#### RECORDS SHOWN

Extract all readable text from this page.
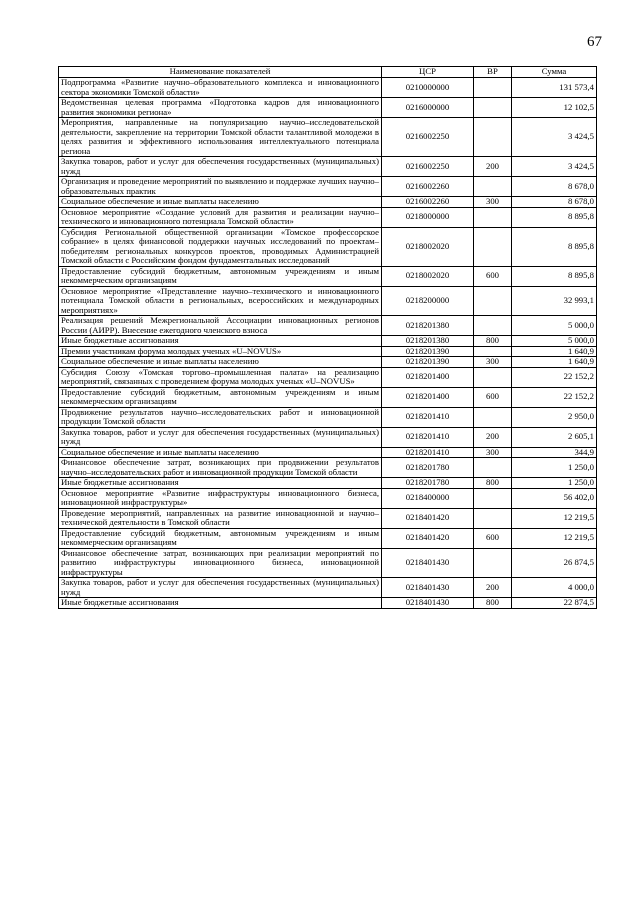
67
Наименование показателей	ЦСР	ВР	Сумма
Подпрограмма «Развитие научно–образовательного комплекса и инновационного сектора экономики Томской области»	0210000000		131 573,4
Ведомственная целевая программа «Подготовка кадров для инновационного развития экономики региона»	0216000000		12 102,5
Мероприятия, направленные на популяризацию научно–исследовательской деятельности, закрепление на территории Томской области талантливой молодежи в целях развития и эффективного использования интеллектуального потенциала региона	0216002250		3 424,5
Закупка товаров, работ и услуг для обеспечения государственных (муниципальных) нужд	0216002250	200	3 424,5
Организация и проведение мероприятий по выявлению и поддержке лучших научно–образовательных практик	0216002260		8 678,0
Социальное обеспечение и иные выплаты населению	0216002260	300	8 678,0
Основное мероприятие «Создание условий для развития и реализации научно–технического и инновационного потенциала Томской области»	0218000000		8 895,8
Субсидия Региональной общественной организации «Томское профессорское собрание» в целях финансовой поддержки научных исследований по проектам–победителям региональных конкурсов проектов, проводимых Администрацией Томской области с Российским фондом фундаментальных исследований	0218002020		8 895,8
Предоставление субсидий бюджетным, автономным учреждениям и иным некоммерческим организациям	0218002020	600	8 895,8
Основное мероприятие «Представление научно–технического и инновационного потенциала Томской области в региональных, всероссийских и международных мероприятиях»	0218200000		32 993,1
Реализация решений Межрегиональной Ассоциации инновационных регионов России (АИРР). Внесение ежегодного членского взноса	0218201380		5 000,0
Иные бюджетные ассигнования	0218201380	800	5 000,0
Премии участникам форума молодых ученых «U–NOVUS»	0218201390		1 640,9
Социальное обеспечение и иные выплаты населению	0218201390	300	1 640,9
Субсидия Союзу «Томская торгово–промышленная палата» на реализацию мероприятий, связанных с проведением форума молодых ученых «U–NOVUS»	0218201400		22 152,2
Предоставление субсидий бюджетным, автономным учреждениям и иным некоммерческим организациям	0218201400	600	22 152,2
Продвижение результатов научно–исследовательских работ и инновационной продукции Томской области	0218201410		2 950,0
Закупка товаров, работ и услуг для обеспечения государственных (муниципальных) нужд	0218201410	200	2 605,1
Социальное обеспечение и иные выплаты населению	0218201410	300	344,9
Финансовое обеспечение затрат, возникающих при продвижении результатов научно–исследовательских работ и инновационной продукции Томской области	0218201780		1 250,0
Иные бюджетные ассигнования	0218201780	800	1 250,0
Основное мероприятие «Развитие инфраструктуры инновационного бизнеса, инновационной инфраструктуры»	0218400000		56 402,0
Проведение мероприятий, направленных на развитие инновационной и научно–технической деятельности в Томской области	0218401420		12 219,5
Предоставление субсидий бюджетным, автономным учреждениям и иным некоммерческим организациям	0218401420	600	12 219,5
Финансовое обеспечение затрат, возникающих при реализации мероприятий по развитию инфраструктуры инновационного бизнеса, инновационной инфраструктуры	0218401430		26 874,5
Закупка товаров, работ и услуг для обеспечения государственных (муниципальных) нужд	0218401430	200	4 000,0
Иные бюджетные ассигнования	0218401430	800	22 874,5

########

> _WHAT IS NEEDED_
Reproduce the listing above exactly, excluding all pictures.

> _SOLUTION FOR THIS TASK_
Extract all readable text from this page.
67
Наименование показателей	ЦСР	ВР	Сумма
Подпрограмма «Развитие научно–образовательного комплекса и инновационного сектора экономики Томской области»	0210000000		131 573,4
Ведомственная целевая программа «Подготовка кадров для инновационного развития экономики региона»	0216000000		12 102,5
Мероприятия, направленные на популяризацию научно–исследовательской деятельности, закрепление на территории Томской области талантливой молодежи в целях развития и эффективного использования интеллектуального потенциала региона	0216002250		3 424,5
Закупка товаров, работ и услуг для обеспечения государственных (муниципальных) нужд	0216002250	200	3 424,5
Организация и проведение мероприятий по выявлению и поддержке лучших научно–образовательных практик	0216002260		8 678,0
Социальное обеспечение и иные выплаты населению	0216002260	300	8 678,0
Основное мероприятие «Создание условий для развития и реализации научно–технического и инновационного потенциала Томской области»	0218000000		8 895,8
Субсидия Региональной общественной организации «Томское профессорское собрание» в целях финансовой поддержки научных исследований по проектам–победителям региональных конкурсов проектов, проводимых Администрацией Томской области с Российским фондом фундаментальных исследований	0218002020		8 895,8
Предоставление субсидий бюджетным, автономным учреждениям и иным некоммерческим организациям	0218002020	600	8 895,8
Основное мероприятие «Представление научно–технического и инновационного потенциала Томской области в региональных, всероссийских и международных мероприятиях»	0218200000		32 993,1
Реализация решений Межрегиональной Ассоциации инновационных регионов России (АИРР). Внесение ежегодного членского взноса	0218201380		5 000,0
Иные бюджетные ассигнования	0218201380	800	5 000,0
Премии участникам форума молодых ученых «U–NOVUS»	0218201390		1 640,9
Социальное обеспечение и иные выплаты населению	0218201390	300	1 640,9
Субсидия Союзу «Томская торгово–промышленная палата» на реализацию мероприятий, связанных с проведением форума молодых ученых «U–NOVUS»	0218201400		22 152,2
Предоставление субсидий бюджетным, автономным учреждениям и иным некоммерческим организациям	0218201400	600	22 152,2
Продвижение результатов научно–исследовательских работ и инновационной продукции Томской области	0218201410		2 950,0
Закупка товаров, работ и услуг для обеспечения государственных (муниципальных) нужд	0218201410	200	2 605,1
Социальное обеспечение и иные выплаты населению	0218201410	300	344,9
Финансовое обеспечение затрат, возникающих при продвижении результатов научно–исследовательских работ и инновационной продукции Томской области	0218201780		1 250,0
Иные бюджетные ассигнования	0218201780	800	1 250,0
Основное мероприятие «Развитие инфраструктуры инновационного бизнеса, инновационной инфраструктуры»	0218400000		56 402,0
Проведение мероприятий, направленных на развитие инновационной и научно–технической деятельности в Томской области	0218401420		12 219,5
Предоставление субсидий бюджетным, автономным учреждениям и иным некоммерческим организациям	0218401420	600	12 219,5
Финансовое обеспечение затрат, возникающих при реализации мероприятий по развитию инфраструктуры инновационного бизнеса, инновационной инфраструктуры	0218401430		26 874,5
Закупка товаров, работ и услуг для обеспечения государственных (муниципальных) нужд	0218401430	200	4 000,0
Иные бюджетные ассигнования	0218401430	800	22 874,5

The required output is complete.